Lista de actividades:
A. Según el texto sobre el entierro de la Caballa, ¿de dónde era oriunda la difunta Caballa?
B. Escribe la continuación del texto sobre el entierro de la Caballa a partir de su última oración.

Sección del documento:

La Casa Regional de Ceuta en Melilla ha celebrado este domingo su ya tradicional velatorio y entierro de la Caballa, un evento que, por tercer año consecutivo, reunió a socios y simpatizantes en su sede social para despedir el Carnaval con humor y tradición. Siguiendo la costumbre ceutí, la institución mantiene viva esta celebración, que en otras ciudades adopta variantes como el entierro de la sardina en Melilla o del boquerón en Málaga.
La difunta Caballa, viuda de Don Volaor y oriunda de la Almadraba de Ceuta, fue expuesta en el salón principal para que los asistentes pudieran rendirle su último adiós. Fiel a su espíritu festivo, la caballa carnavalera expresó su deseo de que los participantes se fotografiaran junto a ella, un gesto que fue acogido con entusiasmo y sentido del humor. Para la ocasión, la Junta Directiva instaló un perchero con pamelas, chisteras, bombines y otros tocados negros, ofreciendo a los asistentes la posibilidad de vestirse de riguroso luto para la foto de despedida.

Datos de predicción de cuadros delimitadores
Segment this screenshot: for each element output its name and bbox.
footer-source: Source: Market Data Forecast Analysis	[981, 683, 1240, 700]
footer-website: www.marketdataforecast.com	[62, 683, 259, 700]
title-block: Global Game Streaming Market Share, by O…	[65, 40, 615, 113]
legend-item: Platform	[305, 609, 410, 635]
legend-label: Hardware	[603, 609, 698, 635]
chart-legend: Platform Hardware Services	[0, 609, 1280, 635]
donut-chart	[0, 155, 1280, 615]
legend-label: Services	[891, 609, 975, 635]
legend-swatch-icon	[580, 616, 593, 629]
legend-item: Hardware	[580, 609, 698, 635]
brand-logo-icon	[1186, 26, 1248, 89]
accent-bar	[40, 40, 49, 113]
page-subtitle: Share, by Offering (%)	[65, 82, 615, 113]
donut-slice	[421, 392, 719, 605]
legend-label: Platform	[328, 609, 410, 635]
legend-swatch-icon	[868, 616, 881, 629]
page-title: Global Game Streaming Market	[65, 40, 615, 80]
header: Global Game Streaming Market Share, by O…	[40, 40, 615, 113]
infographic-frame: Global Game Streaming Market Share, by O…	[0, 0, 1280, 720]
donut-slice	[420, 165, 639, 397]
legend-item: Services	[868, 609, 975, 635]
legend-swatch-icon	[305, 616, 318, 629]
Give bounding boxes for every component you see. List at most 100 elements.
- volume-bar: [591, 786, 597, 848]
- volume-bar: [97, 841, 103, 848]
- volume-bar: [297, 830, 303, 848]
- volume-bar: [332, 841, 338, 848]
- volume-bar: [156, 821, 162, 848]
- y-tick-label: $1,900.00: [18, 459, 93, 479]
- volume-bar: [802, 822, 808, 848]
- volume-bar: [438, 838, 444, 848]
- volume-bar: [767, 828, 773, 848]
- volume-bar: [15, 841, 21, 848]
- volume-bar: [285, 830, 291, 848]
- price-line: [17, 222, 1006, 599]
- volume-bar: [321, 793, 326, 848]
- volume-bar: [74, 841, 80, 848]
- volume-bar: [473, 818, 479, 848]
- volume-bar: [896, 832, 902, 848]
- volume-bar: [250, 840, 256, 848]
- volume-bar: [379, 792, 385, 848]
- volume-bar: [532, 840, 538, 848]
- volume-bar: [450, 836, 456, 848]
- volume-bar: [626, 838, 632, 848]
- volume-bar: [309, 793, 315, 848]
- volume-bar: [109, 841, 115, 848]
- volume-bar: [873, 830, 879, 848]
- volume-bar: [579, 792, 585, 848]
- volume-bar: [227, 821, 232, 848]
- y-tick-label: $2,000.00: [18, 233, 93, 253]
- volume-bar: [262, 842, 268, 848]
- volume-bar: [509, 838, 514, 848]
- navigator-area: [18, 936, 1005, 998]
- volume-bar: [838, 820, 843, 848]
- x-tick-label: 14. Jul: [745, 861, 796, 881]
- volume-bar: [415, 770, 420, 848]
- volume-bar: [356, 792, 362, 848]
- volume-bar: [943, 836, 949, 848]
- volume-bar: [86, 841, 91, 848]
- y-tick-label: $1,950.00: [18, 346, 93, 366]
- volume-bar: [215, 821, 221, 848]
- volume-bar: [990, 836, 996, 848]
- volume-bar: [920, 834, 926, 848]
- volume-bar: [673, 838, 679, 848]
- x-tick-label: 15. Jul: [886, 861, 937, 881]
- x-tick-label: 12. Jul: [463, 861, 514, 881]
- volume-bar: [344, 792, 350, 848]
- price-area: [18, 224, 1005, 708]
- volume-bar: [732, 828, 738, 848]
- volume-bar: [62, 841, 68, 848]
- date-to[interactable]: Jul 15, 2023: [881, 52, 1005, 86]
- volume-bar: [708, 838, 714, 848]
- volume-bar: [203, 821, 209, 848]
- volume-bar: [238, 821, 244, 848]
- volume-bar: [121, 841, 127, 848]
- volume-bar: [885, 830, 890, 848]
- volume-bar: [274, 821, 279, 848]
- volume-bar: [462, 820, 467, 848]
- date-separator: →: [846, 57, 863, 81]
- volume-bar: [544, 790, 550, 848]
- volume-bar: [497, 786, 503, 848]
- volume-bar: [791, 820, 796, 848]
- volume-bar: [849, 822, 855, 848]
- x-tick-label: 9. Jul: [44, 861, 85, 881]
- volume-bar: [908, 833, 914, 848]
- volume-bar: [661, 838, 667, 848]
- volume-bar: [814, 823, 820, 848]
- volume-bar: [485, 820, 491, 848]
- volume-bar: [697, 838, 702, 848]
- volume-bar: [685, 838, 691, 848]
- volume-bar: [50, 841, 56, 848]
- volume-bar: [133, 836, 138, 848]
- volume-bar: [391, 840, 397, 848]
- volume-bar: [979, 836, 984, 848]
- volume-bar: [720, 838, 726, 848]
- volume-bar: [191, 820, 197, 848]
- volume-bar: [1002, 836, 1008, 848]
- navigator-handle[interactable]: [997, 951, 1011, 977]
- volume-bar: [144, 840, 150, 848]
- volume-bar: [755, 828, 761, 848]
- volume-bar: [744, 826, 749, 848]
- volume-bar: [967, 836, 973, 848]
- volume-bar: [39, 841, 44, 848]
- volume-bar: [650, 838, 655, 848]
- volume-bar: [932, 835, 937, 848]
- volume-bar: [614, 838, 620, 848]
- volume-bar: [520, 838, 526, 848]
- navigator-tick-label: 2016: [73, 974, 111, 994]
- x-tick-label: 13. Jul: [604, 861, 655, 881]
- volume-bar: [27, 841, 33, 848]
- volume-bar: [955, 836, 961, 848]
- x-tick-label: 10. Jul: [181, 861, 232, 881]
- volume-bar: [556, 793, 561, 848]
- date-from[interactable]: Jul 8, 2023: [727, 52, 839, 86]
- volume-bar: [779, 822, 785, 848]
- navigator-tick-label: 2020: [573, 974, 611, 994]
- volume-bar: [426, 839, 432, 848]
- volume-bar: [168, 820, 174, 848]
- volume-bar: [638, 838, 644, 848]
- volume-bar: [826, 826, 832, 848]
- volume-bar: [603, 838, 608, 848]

Respuestas de actividades:
A. De la Almadraba de Ceuta.

B.
En un acto cargado de simbolismo, la Caballa recibió los Santos Sacramentales con sal marina de Ceuta, en una ceremonia en la que no faltaron las muestras de respeto… y de buen humor. Como manda la tradición, la Casa Regional de Ceuta en Melilla ofreció a los asistentes un plato de “Cazuela de Fideos con Caballa”, típico de la gastronomía ceutí, para sobrellevar mejor el "dolor" de la despedida y dar paso a Doña Cuaresma.
Más allá del carácter festivo, este tipo de iniciativas refuerzan el papel de la Casa Regional de Ceuta en Melilla como punto de encuentro para la comunidad ceutí y melillense, fomentando la convivencia y la difusión de tradiciones. Tras el éxito del Carnaval, la entidad ya tiene la vista puesta en sus próximas actividades, que seguirán apostando por la cultura, el asociacionismo y la identidad compartida entre ambas ciudades.